Task directions → According to the article on Cope Notes, how often does the service send its text messages?

Document excerpt →
Content starts

Cope Notes
- Company type: Private
- Industry: Telehealth
- Founded: 2018; 8 years ago
- Founders: Johnny Crowder
- Area served: Worldwide
- Website: www.copenotes.com

= Cope Notes =

Virtual mental health service

Cope Notes is an American telehealth-based mental health service. The company "sends subscribers positive thoughts and affirmations to help combat depression and anxiety". Each message contains psychology facts, exercises, and journaling prompts that are "reviewed, edited and approved by a panel of mental health professionals".

As of March 2026, Cope Notes had over 46,000 users across 110 countries. Through that same date, the service reported having sent over 5.5 million messages to its subscribers.

==History==
Cope Notes was founded in 2018 by Johnny Crowder, an American musician, public speaker, and Certified Recovery Peer Specialist. According to the Tampa Bay Times, the company "sends subscribers positive thoughts and affirmations to help combat depression and anxiety". The content is sent via text message at least once per day, at random times. According to the company's FAQ, each message is "reviewed, edited and approved by a panel of mental health professionals". Users are encouraged to respond to the messages, using the text thread as a journal.

The idea for Cope Notes began as an unnamed in-person support group, which formed after Crowder graduated from college. That group transitioned into a virtual peer support group, where many attendees opted into the SMS option, influencing Crowder to create a mental health-based texting service. Crowder, a touring musician, used his time traveling between performances with his heavy metal bands, Dark Sermon and Prison, to develop the service. The development of Cope Notes was also influenced by Crowder's interactions with fans at shows, some of whom were combatting issues like substance abuse, tailoring the service to meet their needs.

Content ends

[Dataset items]
Content starts

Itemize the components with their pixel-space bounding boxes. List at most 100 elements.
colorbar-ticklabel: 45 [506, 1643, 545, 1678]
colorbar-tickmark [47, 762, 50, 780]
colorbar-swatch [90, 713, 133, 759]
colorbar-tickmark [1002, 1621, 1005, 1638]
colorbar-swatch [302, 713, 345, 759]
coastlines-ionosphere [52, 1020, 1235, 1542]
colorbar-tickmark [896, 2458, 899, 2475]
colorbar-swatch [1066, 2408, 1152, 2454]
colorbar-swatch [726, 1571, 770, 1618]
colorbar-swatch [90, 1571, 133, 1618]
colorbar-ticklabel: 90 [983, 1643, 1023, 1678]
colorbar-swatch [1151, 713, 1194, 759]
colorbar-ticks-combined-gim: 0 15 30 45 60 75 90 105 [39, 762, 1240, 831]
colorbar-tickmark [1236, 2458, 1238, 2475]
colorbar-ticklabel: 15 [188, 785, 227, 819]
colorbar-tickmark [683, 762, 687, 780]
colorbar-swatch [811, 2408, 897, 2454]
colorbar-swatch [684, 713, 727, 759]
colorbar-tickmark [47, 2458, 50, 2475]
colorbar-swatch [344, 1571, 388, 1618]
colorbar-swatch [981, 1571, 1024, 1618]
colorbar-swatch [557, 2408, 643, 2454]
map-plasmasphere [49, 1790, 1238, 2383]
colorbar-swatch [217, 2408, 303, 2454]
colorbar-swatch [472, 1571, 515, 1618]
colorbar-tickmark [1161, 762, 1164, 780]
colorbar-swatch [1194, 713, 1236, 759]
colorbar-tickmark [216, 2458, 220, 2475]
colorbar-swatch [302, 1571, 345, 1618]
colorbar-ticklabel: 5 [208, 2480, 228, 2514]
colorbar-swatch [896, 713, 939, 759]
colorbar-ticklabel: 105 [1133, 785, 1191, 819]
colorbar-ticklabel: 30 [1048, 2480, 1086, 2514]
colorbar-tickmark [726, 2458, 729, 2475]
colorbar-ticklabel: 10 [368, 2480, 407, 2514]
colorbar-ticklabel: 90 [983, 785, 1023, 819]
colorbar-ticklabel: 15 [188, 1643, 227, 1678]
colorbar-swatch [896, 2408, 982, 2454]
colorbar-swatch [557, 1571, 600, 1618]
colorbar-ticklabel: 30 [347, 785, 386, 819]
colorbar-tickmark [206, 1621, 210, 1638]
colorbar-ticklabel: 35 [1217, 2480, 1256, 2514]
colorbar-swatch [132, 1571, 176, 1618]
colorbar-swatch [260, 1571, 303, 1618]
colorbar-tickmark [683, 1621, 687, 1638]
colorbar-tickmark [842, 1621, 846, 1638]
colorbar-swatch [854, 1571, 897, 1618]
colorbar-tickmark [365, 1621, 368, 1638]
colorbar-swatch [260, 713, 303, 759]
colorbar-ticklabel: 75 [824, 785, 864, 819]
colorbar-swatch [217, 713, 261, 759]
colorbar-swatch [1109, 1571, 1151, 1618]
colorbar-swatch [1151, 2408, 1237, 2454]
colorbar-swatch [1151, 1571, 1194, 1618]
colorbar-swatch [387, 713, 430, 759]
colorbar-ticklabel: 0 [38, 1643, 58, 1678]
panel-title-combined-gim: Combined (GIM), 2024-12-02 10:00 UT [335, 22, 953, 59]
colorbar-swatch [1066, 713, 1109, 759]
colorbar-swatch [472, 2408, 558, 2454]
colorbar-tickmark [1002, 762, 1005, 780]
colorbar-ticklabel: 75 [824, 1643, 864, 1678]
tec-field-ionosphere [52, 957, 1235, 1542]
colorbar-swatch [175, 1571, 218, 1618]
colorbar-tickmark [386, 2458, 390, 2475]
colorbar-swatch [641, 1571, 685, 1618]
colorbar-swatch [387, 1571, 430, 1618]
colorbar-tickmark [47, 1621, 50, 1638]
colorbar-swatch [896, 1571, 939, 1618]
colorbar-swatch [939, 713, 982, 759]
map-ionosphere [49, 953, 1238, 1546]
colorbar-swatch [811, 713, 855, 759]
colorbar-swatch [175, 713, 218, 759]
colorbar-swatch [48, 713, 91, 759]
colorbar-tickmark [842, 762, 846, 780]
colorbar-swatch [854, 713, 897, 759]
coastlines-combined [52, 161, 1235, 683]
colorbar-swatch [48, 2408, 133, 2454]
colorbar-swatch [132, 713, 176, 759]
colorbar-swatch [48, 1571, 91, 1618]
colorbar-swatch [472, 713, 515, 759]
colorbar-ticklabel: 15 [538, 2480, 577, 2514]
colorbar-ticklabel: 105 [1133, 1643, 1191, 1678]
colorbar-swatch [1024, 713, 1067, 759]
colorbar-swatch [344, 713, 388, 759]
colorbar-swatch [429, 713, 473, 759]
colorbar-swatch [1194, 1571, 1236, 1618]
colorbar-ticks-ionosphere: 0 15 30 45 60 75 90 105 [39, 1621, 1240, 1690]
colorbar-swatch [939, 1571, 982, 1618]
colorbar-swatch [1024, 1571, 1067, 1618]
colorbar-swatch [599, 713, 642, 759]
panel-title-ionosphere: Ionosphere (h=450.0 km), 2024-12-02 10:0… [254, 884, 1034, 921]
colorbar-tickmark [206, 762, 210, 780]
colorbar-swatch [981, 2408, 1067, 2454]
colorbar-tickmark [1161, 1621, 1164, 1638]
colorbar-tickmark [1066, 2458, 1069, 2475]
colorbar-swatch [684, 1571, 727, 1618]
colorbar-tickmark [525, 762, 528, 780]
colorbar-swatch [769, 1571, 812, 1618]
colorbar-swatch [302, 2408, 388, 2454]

Content ends

Reply to the exercise → At least once per day, at random times.